# TASK TO COMPLETE
Where does the string "values" appear? Copy every line of the entries below that holds it.

# INPUT MATERIAL
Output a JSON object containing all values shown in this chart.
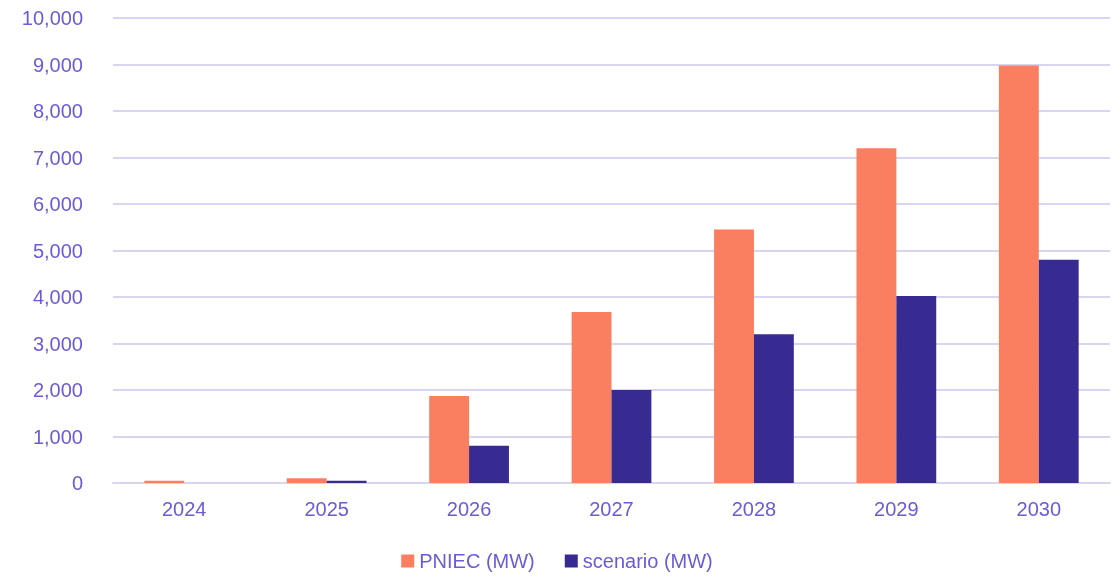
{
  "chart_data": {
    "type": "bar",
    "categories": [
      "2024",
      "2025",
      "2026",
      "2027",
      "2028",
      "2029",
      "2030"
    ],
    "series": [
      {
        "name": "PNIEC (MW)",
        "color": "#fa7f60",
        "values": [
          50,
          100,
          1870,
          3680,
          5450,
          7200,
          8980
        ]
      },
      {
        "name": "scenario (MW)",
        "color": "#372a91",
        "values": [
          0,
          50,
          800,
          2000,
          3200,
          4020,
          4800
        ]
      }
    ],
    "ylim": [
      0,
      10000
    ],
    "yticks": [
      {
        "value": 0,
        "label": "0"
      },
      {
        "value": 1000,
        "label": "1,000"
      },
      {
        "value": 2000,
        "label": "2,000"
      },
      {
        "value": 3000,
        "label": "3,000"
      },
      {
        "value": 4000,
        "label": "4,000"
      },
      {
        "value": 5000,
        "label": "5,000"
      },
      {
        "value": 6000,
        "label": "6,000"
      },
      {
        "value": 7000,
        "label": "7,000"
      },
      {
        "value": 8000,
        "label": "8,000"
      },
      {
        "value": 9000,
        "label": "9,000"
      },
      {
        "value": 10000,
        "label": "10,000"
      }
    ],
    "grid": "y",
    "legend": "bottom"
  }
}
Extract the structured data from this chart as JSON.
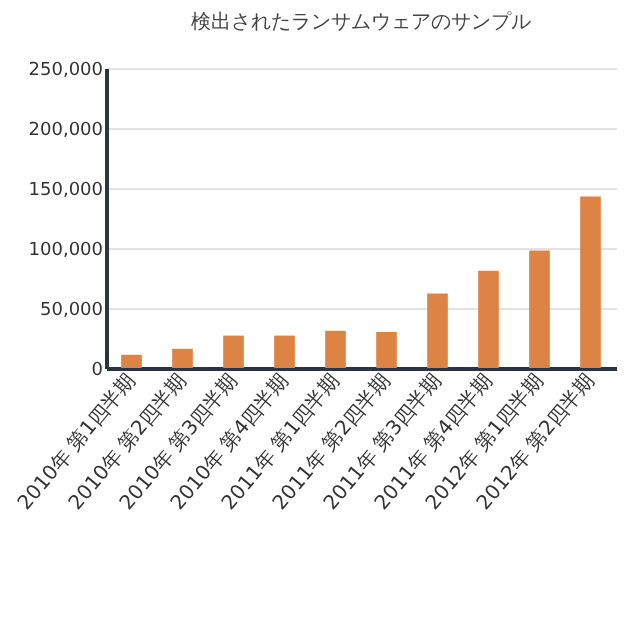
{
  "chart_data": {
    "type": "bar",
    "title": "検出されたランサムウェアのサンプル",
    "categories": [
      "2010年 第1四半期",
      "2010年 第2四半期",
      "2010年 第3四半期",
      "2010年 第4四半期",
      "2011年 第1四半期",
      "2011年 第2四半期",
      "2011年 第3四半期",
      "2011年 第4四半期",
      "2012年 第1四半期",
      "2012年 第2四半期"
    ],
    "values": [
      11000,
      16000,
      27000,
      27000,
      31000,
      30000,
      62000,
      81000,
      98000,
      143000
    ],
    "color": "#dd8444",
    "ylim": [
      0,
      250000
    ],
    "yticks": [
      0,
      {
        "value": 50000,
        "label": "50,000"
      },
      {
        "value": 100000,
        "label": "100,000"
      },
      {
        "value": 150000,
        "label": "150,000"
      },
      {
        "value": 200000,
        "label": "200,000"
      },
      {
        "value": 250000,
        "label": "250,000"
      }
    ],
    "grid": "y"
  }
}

# EXERCISE RESULT
Output a JSON object containing all values shown in this chart.
        "values": [
        "values": [
    "values": [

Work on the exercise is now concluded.